- **Task instructions**
Find the lines holding "watermark" and copy them.

Data entries:
☆ ☆ ☆ ☆ ☆ ☆ ☆

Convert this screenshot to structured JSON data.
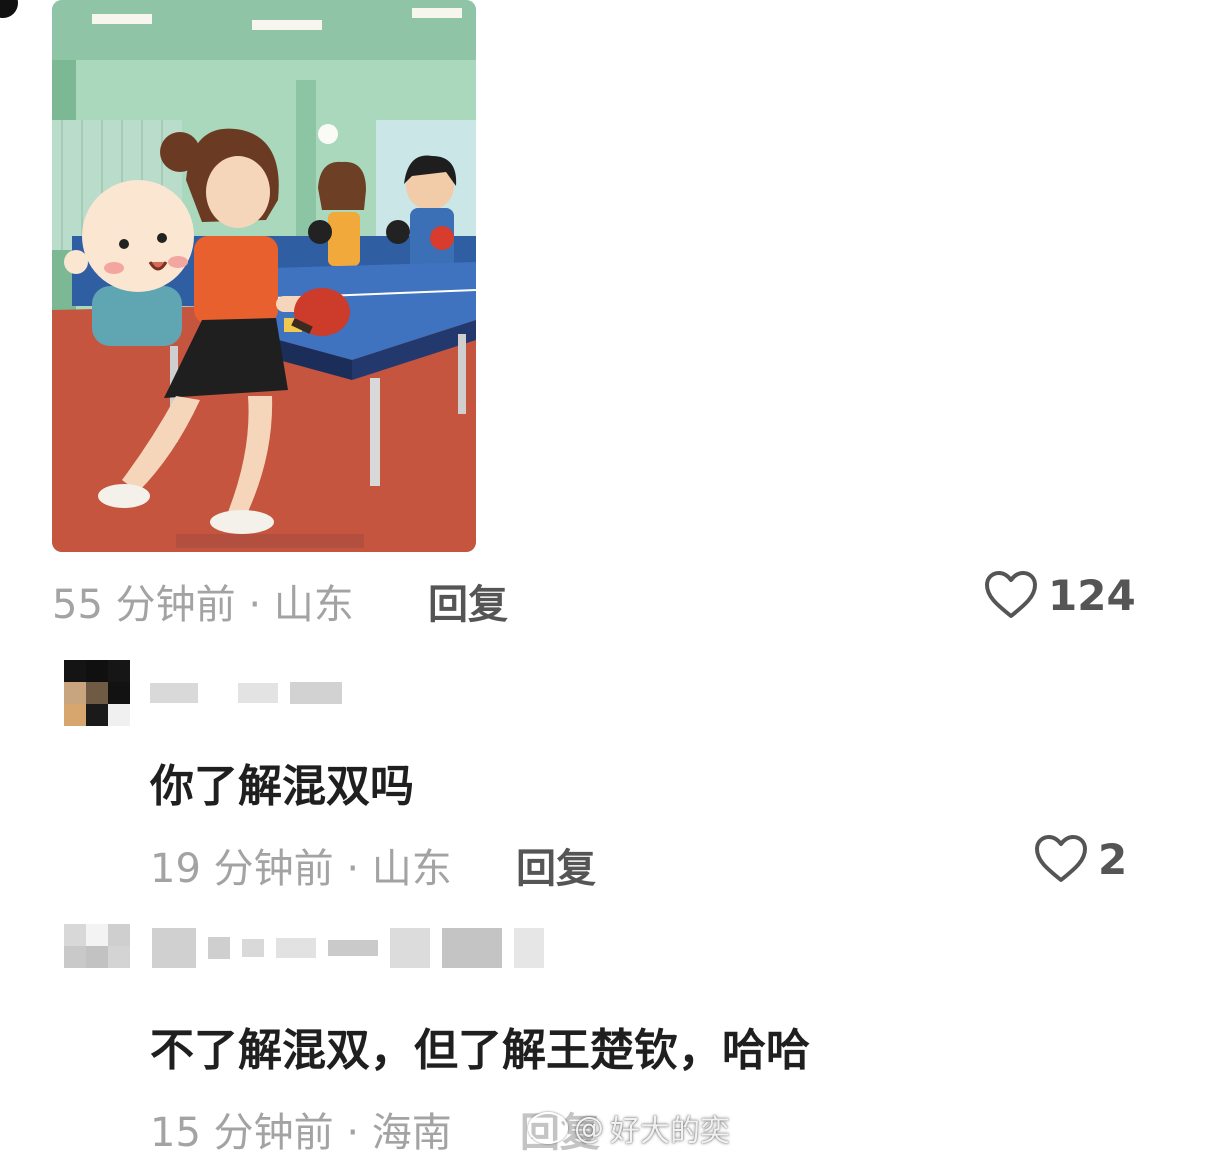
{
  "comments": [
    {
      "has_image": true,
      "image_caption": "",
      "time": "55 分钟前",
      "region": "山东",
      "separator": "·",
      "reply_label": "回复",
      "likes": "124"
    },
    {
      "author": "",
      "text": "你了解混双吗",
      "time": "19 分钟前",
      "region": "山东",
      "separator": "·",
      "reply_label": "回复",
      "likes": "2"
    },
    {
      "author": "",
      "text": "不了解混双，但了解王楚钦，哈哈",
      "time": "15 分钟前",
      "region": "海南",
      "separator": "·",
      "reply_label": "回复"
    }
  ],
  "watermark": {
    "prefix": "@",
    "handle": "好大的奕"
  },
  "icons": {
    "like": "heart-outline-icon",
    "watermark": "weibo-logo-icon"
  },
  "colors": {
    "meta": "#a3a3a3",
    "reply": "#555555",
    "text": "#1f1f1f"
  }
}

☆ ☆ ☆ ☆ ☆ ☆ ☆

- **Task result**
  "watermark": {
    "watermark": "weibo-logo-icon"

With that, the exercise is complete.